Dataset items

++++++++

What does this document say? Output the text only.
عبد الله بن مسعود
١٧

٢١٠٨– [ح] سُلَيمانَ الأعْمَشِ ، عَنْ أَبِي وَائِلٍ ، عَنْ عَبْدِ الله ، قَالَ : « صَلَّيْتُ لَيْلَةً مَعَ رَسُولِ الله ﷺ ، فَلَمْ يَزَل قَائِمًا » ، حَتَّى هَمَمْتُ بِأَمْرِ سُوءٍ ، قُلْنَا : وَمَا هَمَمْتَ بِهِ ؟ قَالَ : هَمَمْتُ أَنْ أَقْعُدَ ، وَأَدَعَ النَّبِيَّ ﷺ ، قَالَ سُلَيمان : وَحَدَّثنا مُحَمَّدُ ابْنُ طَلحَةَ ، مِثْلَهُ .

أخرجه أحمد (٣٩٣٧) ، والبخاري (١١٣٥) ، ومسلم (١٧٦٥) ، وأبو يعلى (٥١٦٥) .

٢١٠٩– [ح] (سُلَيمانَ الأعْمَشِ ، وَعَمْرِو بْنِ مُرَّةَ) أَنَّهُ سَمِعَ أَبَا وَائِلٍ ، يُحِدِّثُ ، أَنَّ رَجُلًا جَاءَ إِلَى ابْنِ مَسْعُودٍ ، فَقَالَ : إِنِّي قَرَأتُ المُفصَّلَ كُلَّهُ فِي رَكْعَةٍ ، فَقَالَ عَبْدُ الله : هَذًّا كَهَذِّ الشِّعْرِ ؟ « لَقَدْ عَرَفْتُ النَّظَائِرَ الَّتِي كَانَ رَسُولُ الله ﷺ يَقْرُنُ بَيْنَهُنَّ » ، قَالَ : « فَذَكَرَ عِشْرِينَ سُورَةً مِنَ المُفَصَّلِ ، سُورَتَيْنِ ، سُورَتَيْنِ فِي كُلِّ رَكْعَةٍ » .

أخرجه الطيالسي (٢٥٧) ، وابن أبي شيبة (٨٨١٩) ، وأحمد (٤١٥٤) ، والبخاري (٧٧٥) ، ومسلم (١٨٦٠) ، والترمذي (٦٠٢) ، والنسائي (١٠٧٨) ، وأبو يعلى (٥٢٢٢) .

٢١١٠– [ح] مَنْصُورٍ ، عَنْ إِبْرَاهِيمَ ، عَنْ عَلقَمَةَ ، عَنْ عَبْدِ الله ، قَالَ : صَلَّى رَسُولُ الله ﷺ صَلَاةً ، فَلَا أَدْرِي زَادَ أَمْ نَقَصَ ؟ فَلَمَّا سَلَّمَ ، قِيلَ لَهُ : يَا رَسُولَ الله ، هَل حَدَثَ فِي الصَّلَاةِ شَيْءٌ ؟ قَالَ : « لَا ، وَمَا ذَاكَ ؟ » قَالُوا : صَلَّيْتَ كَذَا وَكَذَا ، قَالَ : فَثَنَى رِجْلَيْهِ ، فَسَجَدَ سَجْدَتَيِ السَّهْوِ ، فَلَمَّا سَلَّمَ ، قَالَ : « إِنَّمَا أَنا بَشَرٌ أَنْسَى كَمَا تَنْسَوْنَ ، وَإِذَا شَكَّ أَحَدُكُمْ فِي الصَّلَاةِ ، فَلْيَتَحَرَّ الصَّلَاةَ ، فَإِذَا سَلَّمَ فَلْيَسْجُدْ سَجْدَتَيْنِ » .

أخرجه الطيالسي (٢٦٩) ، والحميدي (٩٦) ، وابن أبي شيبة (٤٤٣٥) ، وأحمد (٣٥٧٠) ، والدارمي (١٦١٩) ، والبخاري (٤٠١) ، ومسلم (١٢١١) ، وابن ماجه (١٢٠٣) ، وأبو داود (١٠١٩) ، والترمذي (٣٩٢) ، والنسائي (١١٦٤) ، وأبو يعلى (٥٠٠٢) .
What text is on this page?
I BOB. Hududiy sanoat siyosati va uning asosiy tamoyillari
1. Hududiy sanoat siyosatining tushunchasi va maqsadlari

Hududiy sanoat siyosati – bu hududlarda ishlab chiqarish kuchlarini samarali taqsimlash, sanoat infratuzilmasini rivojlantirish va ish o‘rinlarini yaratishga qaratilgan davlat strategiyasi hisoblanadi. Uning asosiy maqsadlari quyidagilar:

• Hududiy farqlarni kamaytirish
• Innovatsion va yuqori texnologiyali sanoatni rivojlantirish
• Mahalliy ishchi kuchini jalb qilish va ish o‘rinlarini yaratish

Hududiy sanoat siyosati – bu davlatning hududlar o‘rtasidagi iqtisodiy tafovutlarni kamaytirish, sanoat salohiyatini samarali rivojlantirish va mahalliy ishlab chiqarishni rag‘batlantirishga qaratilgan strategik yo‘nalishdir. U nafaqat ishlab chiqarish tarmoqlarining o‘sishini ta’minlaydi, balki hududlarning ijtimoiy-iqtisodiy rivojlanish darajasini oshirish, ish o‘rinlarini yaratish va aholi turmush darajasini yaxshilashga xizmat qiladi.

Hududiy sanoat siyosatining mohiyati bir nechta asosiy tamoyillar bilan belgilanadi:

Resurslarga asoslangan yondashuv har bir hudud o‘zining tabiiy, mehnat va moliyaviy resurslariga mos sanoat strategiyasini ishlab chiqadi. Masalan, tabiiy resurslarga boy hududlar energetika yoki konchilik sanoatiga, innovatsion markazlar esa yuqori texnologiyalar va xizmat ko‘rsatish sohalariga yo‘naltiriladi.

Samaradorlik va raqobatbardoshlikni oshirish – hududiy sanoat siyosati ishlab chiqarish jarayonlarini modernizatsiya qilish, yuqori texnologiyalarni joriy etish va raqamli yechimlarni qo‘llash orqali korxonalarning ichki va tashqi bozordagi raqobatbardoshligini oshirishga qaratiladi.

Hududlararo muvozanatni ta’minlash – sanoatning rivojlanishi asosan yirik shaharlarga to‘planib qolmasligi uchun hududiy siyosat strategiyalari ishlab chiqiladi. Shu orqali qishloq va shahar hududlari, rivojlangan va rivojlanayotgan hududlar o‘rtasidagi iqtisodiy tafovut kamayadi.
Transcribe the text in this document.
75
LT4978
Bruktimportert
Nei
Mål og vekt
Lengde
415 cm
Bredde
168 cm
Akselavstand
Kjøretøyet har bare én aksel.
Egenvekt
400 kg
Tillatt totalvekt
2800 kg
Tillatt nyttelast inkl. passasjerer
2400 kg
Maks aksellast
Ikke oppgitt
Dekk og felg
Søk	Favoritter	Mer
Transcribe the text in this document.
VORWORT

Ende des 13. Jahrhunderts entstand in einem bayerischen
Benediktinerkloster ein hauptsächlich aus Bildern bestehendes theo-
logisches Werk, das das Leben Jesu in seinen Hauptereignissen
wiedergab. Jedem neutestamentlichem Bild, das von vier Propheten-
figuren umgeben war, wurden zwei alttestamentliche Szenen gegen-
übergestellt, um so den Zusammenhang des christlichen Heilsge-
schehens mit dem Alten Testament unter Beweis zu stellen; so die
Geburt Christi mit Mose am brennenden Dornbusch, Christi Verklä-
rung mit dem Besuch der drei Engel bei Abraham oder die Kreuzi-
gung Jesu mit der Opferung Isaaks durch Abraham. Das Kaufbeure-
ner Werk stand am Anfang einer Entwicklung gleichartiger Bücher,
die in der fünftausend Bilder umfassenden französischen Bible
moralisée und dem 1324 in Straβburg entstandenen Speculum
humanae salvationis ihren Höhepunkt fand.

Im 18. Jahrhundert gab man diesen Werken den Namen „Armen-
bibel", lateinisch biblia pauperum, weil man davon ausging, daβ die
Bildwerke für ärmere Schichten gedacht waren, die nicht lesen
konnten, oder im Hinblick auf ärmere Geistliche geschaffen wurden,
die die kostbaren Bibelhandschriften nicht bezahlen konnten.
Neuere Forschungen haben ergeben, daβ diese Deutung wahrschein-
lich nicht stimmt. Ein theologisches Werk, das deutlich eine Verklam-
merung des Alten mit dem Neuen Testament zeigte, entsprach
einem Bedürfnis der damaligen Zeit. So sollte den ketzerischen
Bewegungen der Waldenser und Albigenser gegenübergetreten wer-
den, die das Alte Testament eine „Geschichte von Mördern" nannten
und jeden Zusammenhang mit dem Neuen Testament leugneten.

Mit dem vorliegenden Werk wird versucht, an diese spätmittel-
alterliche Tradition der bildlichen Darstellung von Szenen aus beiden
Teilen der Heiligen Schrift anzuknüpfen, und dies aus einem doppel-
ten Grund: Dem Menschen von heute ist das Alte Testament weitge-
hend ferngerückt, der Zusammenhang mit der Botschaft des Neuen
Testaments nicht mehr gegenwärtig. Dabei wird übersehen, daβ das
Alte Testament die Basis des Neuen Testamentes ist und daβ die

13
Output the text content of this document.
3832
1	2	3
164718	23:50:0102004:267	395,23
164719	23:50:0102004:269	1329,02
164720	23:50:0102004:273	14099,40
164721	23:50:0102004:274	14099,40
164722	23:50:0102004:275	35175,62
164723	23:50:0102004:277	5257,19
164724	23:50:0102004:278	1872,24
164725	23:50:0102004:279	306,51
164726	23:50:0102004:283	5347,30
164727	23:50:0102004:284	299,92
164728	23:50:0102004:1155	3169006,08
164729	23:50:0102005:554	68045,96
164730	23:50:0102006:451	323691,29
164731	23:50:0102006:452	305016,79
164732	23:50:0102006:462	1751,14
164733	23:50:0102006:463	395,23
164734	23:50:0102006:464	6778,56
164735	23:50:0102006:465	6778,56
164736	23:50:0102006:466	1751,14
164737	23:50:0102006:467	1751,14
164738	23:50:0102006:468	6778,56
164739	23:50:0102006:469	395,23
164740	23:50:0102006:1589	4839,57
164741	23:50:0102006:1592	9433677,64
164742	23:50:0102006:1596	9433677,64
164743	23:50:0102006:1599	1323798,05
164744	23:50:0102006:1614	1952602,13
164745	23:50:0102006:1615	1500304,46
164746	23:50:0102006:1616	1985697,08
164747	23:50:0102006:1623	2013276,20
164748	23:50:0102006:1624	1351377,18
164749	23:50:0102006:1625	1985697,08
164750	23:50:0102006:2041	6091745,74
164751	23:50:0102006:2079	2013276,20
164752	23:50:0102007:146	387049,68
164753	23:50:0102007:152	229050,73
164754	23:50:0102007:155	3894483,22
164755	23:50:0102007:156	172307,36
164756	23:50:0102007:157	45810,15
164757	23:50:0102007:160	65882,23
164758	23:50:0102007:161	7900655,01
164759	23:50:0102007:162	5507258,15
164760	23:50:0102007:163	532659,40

++++++++

■ Instructions for the task ■
Count the lines in the entries above that include the string "وأبو", then give only that figure.

■ Worked solution ■
3